___ Provided information

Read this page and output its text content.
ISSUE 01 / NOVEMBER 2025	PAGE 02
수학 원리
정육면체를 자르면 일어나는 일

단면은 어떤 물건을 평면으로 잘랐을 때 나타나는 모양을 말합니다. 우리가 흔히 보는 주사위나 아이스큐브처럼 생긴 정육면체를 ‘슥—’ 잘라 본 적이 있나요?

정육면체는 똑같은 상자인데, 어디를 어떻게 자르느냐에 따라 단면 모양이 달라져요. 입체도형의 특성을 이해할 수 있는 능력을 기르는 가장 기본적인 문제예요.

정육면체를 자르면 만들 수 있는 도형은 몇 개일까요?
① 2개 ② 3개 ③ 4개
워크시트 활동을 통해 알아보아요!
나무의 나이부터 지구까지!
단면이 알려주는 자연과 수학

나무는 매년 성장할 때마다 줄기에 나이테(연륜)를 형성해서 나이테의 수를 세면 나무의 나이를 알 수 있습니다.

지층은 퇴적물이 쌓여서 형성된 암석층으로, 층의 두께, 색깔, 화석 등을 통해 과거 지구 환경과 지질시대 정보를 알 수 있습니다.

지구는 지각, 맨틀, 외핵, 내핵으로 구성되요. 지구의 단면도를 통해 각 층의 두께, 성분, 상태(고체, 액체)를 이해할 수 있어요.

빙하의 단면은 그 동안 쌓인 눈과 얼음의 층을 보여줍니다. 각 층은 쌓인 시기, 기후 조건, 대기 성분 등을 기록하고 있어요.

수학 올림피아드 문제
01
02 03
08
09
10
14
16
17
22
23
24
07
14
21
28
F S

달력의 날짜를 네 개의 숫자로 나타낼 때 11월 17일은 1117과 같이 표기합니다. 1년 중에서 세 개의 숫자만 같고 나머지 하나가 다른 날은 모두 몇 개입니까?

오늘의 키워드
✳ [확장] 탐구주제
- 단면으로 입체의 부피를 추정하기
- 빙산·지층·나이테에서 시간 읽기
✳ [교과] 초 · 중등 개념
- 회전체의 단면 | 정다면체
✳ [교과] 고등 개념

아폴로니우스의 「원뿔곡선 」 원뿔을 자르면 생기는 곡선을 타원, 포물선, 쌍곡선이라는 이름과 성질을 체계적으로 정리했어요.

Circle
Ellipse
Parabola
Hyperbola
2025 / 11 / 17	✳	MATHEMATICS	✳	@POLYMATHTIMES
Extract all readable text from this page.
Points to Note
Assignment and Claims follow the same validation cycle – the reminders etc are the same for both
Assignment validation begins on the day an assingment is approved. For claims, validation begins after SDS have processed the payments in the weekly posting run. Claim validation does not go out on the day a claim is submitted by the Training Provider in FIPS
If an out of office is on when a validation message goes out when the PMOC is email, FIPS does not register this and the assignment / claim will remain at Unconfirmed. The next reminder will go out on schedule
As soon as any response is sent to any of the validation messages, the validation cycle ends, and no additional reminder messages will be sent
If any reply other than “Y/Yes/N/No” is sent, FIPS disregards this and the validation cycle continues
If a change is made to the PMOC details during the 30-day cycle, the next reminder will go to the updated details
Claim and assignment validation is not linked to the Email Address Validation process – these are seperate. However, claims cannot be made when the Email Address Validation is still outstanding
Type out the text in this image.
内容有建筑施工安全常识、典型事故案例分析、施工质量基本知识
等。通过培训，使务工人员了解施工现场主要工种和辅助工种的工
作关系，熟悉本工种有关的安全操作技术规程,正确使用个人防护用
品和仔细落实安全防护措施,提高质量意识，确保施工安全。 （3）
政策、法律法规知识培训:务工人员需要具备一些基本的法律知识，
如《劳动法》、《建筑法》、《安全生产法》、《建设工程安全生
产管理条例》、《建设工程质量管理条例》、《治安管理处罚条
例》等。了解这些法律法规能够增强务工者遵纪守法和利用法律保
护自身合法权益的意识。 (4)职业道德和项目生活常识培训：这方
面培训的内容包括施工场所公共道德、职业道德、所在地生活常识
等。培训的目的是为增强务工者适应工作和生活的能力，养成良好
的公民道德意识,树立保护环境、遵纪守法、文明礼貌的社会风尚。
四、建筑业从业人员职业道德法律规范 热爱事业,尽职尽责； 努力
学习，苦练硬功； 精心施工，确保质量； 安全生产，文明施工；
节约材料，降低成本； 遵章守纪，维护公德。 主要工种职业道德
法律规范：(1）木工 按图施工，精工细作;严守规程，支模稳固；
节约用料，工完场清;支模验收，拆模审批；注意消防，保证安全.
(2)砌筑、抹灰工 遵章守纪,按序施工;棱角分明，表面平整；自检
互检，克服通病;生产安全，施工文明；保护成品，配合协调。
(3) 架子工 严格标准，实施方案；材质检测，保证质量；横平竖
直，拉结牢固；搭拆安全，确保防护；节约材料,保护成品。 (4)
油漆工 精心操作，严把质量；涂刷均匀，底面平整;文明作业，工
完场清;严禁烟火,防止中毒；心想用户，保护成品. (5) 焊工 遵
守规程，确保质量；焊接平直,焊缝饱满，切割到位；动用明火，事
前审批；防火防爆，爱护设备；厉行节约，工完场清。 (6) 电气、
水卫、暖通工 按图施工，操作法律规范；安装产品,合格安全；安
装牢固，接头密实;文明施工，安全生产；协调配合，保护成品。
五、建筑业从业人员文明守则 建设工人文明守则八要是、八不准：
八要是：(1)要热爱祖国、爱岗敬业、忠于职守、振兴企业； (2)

______

Return each line of the listing that holds the string "will".

If an out of office is on when a validation message goes out when the PMOC is email, FIPS does not register this and the assignment / claim will remain at Unconfirmed. The next reminder will go out on schedule
As soon as any response is sent to any of the validation messages, the validation cycle ends, and no additional reminder messages will be sent
If a change is made to the PMOC details during the 30-day cycle, the next reminder will go to the updated details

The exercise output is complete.